## Description of the task
What is needed is the run of lines from the one with "Read this page and output its text content." through the close of the data, set down exactly.

(Saved entries)
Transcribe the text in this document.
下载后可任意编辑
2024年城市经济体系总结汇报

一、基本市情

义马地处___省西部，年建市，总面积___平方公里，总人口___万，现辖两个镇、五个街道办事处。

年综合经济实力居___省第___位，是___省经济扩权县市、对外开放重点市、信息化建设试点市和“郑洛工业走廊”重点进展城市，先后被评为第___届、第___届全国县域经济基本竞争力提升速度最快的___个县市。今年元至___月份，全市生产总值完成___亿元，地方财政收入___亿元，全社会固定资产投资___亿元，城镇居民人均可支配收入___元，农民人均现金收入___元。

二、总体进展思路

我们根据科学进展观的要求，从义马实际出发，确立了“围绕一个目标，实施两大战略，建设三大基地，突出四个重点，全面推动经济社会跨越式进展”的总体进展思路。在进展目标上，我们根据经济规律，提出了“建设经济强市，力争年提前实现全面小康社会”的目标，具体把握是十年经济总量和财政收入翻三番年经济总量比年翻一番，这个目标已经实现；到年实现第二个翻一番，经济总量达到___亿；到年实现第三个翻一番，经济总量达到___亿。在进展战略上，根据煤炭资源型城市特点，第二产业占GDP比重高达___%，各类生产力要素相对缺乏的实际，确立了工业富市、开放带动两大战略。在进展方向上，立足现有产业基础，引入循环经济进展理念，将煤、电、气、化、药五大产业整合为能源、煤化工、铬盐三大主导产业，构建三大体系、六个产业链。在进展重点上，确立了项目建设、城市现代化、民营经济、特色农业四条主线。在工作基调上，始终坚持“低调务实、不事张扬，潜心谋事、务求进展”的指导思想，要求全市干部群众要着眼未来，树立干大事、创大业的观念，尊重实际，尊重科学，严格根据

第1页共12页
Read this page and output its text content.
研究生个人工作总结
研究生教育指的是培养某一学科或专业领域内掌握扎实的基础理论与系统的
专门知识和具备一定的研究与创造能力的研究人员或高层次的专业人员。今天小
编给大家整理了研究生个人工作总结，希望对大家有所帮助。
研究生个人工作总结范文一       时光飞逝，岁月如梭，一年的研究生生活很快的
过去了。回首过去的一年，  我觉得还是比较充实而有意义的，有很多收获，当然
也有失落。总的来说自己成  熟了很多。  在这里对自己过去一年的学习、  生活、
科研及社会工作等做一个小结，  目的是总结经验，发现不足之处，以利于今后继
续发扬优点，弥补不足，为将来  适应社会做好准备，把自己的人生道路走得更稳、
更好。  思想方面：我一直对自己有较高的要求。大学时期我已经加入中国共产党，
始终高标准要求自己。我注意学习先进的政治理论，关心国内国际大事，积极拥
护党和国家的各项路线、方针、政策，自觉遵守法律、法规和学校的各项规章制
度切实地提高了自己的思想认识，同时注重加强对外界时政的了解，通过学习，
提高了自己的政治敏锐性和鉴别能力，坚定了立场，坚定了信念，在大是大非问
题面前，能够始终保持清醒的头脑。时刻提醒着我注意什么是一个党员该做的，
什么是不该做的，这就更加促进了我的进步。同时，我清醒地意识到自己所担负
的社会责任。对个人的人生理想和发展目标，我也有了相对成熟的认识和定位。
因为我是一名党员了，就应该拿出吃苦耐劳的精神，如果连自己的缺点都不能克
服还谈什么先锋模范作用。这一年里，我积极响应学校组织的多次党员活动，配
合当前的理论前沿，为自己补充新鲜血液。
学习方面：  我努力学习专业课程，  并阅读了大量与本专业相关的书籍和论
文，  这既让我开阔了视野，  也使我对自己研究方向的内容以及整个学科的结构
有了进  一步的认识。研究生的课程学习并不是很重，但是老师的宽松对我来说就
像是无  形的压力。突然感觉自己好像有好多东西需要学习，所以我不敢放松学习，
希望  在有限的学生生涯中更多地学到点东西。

## Problem solution
Read this page and output its text content.
研究生个人工作总结
研究生教育指的是培养某一学科或专业领域内掌握扎实的基础理论与系统的
专门知识和具备一定的研究与创造能力的研究人员或高层次的专业人员。今天小
编给大家整理了研究生个人工作总结，希望对大家有所帮助。
研究生个人工作总结范文一       时光飞逝，岁月如梭，一年的研究生生活很快的
过去了。回首过去的一年，  我觉得还是比较充实而有意义的，有很多收获，当然
也有失落。总的来说自己成  熟了很多。  在这里对自己过去一年的学习、  生活、
科研及社会工作等做一个小结，  目的是总结经验，发现不足之处，以利于今后继
续发扬优点，弥补不足，为将来  适应社会做好准备，把自己的人生道路走得更稳、
更好。  思想方面：我一直对自己有较高的要求。大学时期我已经加入中国共产党，
始终高标准要求自己。我注意学习先进的政治理论，关心国内国际大事，积极拥
护党和国家的各项路线、方针、政策，自觉遵守法律、法规和学校的各项规章制
度切实地提高了自己的思想认识，同时注重加强对外界时政的了解，通过学习，
提高了自己的政治敏锐性和鉴别能力，坚定了立场，坚定了信念，在大是大非问
题面前，能够始终保持清醒的头脑。时刻提醒着我注意什么是一个党员该做的，
什么是不该做的，这就更加促进了我的进步。同时，我清醒地意识到自己所担负
的社会责任。对个人的人生理想和发展目标，我也有了相对成熟的认识和定位。
因为我是一名党员了，就应该拿出吃苦耐劳的精神，如果连自己的缺点都不能克
服还谈什么先锋模范作用。这一年里，我积极响应学校组织的多次党员活动，配
合当前的理论前沿，为自己补充新鲜血液。
学习方面：  我努力学习专业课程，  并阅读了大量与本专业相关的书籍和论
文，  这既让我开阔了视野，  也使我对自己研究方向的内容以及整个学科的结构
有了进  一步的认识。研究生的课程学习并不是很重，但是老师的宽松对我来说就
像是无  形的压力。突然感觉自己好像有好多东西需要学习，所以我不敢放松学习，
希望  在有限的学生生涯中更多地学到点东西。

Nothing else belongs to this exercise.